> Short exercise:
Extract each line of the data below exactly as written.

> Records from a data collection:
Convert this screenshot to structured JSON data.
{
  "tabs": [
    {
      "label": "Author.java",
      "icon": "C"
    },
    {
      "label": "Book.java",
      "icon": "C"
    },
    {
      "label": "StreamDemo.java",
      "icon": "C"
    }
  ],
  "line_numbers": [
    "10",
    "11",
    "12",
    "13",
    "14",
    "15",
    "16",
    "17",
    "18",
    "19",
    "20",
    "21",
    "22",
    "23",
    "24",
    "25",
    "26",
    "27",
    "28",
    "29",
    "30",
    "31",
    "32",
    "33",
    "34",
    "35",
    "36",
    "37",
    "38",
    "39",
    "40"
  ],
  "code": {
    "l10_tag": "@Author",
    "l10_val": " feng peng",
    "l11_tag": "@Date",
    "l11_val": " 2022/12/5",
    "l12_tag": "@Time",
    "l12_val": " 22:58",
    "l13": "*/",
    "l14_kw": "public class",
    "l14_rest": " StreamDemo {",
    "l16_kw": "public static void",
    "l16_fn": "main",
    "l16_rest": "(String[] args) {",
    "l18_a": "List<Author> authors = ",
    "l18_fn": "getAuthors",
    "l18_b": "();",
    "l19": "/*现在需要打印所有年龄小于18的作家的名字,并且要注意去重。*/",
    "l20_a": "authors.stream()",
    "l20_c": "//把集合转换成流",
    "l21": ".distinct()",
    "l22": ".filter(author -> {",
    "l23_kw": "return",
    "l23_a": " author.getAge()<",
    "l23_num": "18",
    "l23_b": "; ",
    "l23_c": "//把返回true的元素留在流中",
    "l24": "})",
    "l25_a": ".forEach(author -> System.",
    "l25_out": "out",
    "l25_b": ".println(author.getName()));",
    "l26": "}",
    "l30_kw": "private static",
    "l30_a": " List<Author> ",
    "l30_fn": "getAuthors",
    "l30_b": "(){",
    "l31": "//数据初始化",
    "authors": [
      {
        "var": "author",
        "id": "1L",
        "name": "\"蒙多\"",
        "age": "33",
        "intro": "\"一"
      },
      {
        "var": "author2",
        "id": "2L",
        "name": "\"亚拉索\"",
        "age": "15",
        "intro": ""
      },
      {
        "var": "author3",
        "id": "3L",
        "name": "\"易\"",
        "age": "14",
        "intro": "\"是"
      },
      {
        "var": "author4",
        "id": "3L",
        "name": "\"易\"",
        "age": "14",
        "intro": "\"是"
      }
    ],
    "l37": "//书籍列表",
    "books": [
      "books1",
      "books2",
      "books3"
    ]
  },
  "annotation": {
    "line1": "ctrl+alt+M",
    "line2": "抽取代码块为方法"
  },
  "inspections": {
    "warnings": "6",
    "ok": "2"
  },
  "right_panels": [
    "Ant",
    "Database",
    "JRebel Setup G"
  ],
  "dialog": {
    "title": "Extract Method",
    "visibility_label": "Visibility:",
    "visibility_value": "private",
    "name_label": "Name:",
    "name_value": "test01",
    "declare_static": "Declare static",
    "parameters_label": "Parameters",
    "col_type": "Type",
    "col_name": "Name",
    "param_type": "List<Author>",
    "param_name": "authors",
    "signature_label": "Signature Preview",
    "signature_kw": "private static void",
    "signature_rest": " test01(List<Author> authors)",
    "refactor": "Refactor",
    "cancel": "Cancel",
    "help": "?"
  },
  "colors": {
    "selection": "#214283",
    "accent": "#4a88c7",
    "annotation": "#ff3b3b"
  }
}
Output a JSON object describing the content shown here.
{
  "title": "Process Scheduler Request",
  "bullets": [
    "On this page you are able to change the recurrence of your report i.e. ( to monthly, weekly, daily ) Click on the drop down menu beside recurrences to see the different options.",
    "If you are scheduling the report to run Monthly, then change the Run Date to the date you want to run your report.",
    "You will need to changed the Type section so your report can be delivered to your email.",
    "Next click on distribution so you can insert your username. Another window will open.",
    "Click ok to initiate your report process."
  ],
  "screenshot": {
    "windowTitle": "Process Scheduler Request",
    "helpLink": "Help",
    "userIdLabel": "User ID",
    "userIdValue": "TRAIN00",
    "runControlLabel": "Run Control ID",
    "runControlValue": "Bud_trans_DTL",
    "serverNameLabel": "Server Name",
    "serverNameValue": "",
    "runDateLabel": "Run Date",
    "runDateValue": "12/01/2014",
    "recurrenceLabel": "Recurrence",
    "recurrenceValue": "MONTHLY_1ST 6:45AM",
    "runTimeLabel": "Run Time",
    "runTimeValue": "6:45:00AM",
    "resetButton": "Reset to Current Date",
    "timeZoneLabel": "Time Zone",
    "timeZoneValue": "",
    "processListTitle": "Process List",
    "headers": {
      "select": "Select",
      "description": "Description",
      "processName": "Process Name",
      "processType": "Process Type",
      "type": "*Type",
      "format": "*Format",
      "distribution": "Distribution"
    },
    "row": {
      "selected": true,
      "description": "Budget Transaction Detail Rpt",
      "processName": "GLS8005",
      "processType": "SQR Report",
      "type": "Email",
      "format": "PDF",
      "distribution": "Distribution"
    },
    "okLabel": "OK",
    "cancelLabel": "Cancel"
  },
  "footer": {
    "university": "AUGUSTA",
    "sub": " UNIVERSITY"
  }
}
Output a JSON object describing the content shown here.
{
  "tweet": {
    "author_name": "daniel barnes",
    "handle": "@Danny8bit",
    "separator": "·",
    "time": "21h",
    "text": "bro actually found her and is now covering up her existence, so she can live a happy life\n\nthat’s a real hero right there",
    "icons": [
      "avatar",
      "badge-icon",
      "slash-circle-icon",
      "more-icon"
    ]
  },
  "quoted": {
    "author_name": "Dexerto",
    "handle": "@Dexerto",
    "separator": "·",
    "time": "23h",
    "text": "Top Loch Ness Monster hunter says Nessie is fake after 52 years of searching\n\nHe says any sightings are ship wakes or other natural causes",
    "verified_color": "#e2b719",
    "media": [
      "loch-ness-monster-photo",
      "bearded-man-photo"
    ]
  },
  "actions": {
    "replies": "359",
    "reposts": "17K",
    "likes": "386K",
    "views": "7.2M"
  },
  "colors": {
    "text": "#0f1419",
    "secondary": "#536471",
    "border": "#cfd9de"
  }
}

> Expected output:
Convert this screenshot to structured JSON data.
{
  "tabs": [
    {
      "label": "Author.java",
      "icon": "C"
    },
    {
      "label": "Book.java",
      "icon": "C"
    },
    {
      "label": "StreamDemo.java",
      "icon": "C"
    }
  ],
  "line_numbers": [
    "10",
    "11",
    "12",
    "13",
    "14",
    "15",
    "16",
    "17",
    "18",
    "19",
    "20",
    "21",
    "22",
    "23",
    "24",
    "25",
    "26",
    "27",
    "28",
    "29",
    "30",
    "31",
    "32",
    "33",
    "34",
    "35",
    "36",
    "37",
    "38",
    "39",
    "40"
  ],
  "code": {
    "l10_tag": "@Author",
    "l10_val": " feng peng",
    "l11_tag": "@Date",
    "l11_val": " 2022/12/5",
    "l12_tag": "@Time",
    "l12_val": " 22:58",
    "l13": "*/",
    "l14_kw": "public class",
    "l14_rest": " StreamDemo {",
    "l16_kw": "public static void",
    "l16_fn": "main",
    "l16_rest": "(String[] args) {",
    "l18_a": "List<Author> authors = ",
    "l18_fn": "getAuthors",
    "l18_b": "();",
    "l19": "/*现在需要打印所有年龄小于18的作家的名字,并且要注意去重。*/",
    "l20_a": "authors.stream()",
    "l20_c": "//把集合转换成流",
    "l21": ".distinct()",
    "l22": ".filter(author -> {",
    "l23_kw": "return",
    "l23_a": " author.getAge()<",
    "l23_num": "18",
    "l23_b": "; ",
    "l23_c": "//把返回true的元素留在流中",
    "l24": "})",
    "l25_a": ".forEach(author -> System.",
    "l25_out": "out",
    "l25_b": ".println(author.getName()));",
    "l26": "}",
    "l30_kw": "private static",
    "l30_a": " List<Author> ",
    "l30_fn": "getAuthors",
    "l30_b": "(){",
    "l31": "//数据初始化",
    "authors": [
      {
        "var": "author",
        "id": "1L",
        "name": "\"蒙多\"",
        "age": "33",
        "intro": "\"一"
      },
      {
        "var": "author2",
        "id": "2L",
        "name": "\"亚拉索\"",
        "age": "15",
        "intro": ""
      },
      {
        "var": "author3",
        "id": "3L",
        "name": "\"易\"",
        "age": "14",
        "intro": "\"是"
      },
      {
        "var": "author4",
        "id": "3L",
        "name": "\"易\"",
        "age": "14",
        "intro": "\"是"
      }
    ],
    "l37": "//书籍列表",
    "books": [
      "books1",
      "books2",
      "books3"
    ]
  },
  "annotation": {
    "line1": "ctrl+alt+M",
    "line2": "抽取代码块为方法"
  },
  "inspections": {
    "warnings": "6",
    "ok": "2"
  },
  "right_panels": [
    "Ant",
    "Database",
    "JRebel Setup G"
  ],
  "dialog": {
    "title": "Extract Method",
    "visibility_label": "Visibility:",
    "visibility_value": "private",
    "name_label": "Name:",
    "name_value": "test01",
    "declare_static": "Declare static",
    "parameters_label": "Parameters",
    "col_type": "Type",
    "col_name": "Name",
    "param_type": "List<Author>",
    "param_name": "authors",
    "signature_label": "Signature Preview",
    "signature_kw": "private static void",
    "signature_rest": " test01(List<Author> authors)",
    "refactor": "Refactor",
    "cancel": "Cancel",
    "help": "?"
  },
  "colors": {
    "selection": "#214283",
    "accent": "#4a88c7",
    "annotation": "#ff3b3b"
  }
}
Output a JSON object describing the content shown here.
{
  "title": "Process Scheduler Request",
  "bullets": [
    "On this page you are able to change the recurrence of your report i.e. ( to monthly, weekly, daily ) Click on the drop down menu beside recurrences to see the different options.",
    "If you are scheduling the report to run Monthly, then change the Run Date to the date you want to run your report.",
    "You will need to changed the Type section so your report can be delivered to your email.",
    "Next click on distribution so you can insert your username. Another window will open.",
    "Click ok to initiate your report process."
  ],
  "screenshot": {
    "windowTitle": "Process Scheduler Request",
    "helpLink": "Help",
    "userIdLabel": "User ID",
    "userIdValue": "TRAIN00",
    "runControlLabel": "Run Control ID",
    "runControlValue": "Bud_trans_DTL",
    "serverNameLabel": "Server Name",
    "serverNameValue": "",
    "runDateLabel": "Run Date",
    "runDateValue": "12/01/2014",
    "recurrenceLabel": "Recurrence",
    "recurrenceValue": "MONTHLY_1ST 6:45AM",
    "runTimeLabel": "Run Time",
    "runTimeValue": "6:45:00AM",
    "resetButton": "Reset to Current Date",
    "timeZoneLabel": "Time Zone",
    "timeZoneValue": "",
    "processListTitle": "Process List",
    "headers": {
      "select": "Select",
      "description": "Description",
      "processName": "Process Name",
      "processType": "Process Type",
      "type": "*Type",
      "format": "*Format",
      "distribution": "Distribution"
    },
    "row": {
      "selected": true,
      "description": "Budget Transaction Detail Rpt",
      "processName": "GLS8005",
      "processType": "SQR Report",
      "type": "Email",
      "format": "PDF",
      "distribution": "Distribution"
    },
    "okLabel": "OK",
    "cancelLabel": "Cancel"
  },
  "footer": {
    "university": "AUGUSTA",
    "sub": " UNIVERSITY"
  }
}
Output a JSON object describing the content shown here.
{
  "tweet": {
    "author_name": "daniel barnes",
    "handle": "@Danny8bit",
    "separator": "·",
    "time": "21h",
    "text": "bro actually found her and is now covering up her existence, so she can live a happy life\n\nthat’s a real hero right there",
    "icons": [
      "avatar",
      "badge-icon",
      "slash-circle-icon",
      "more-icon"
    ]
  },
  "quoted": {
    "author_name": "Dexerto",
    "handle": "@Dexerto",
    "separator": "·",
    "time": "23h",
    "text": "Top Loch Ness Monster hunter says Nessie is fake after 52 years of searching\n\nHe says any sightings are ship wakes or other natural causes",
    "verified_color": "#e2b719",
    "media": [
      "loch-ness-monster-photo",
      "bearded-man-photo"
    ]
  },
  "actions": {
    "replies": "359",
    "reposts": "17K",
    "likes": "386K",
    "views": "7.2M"
  },
  "colors": {
    "text": "#0f1419",
    "secondary": "#536471",
    "border": "#cfd9de"
  }
}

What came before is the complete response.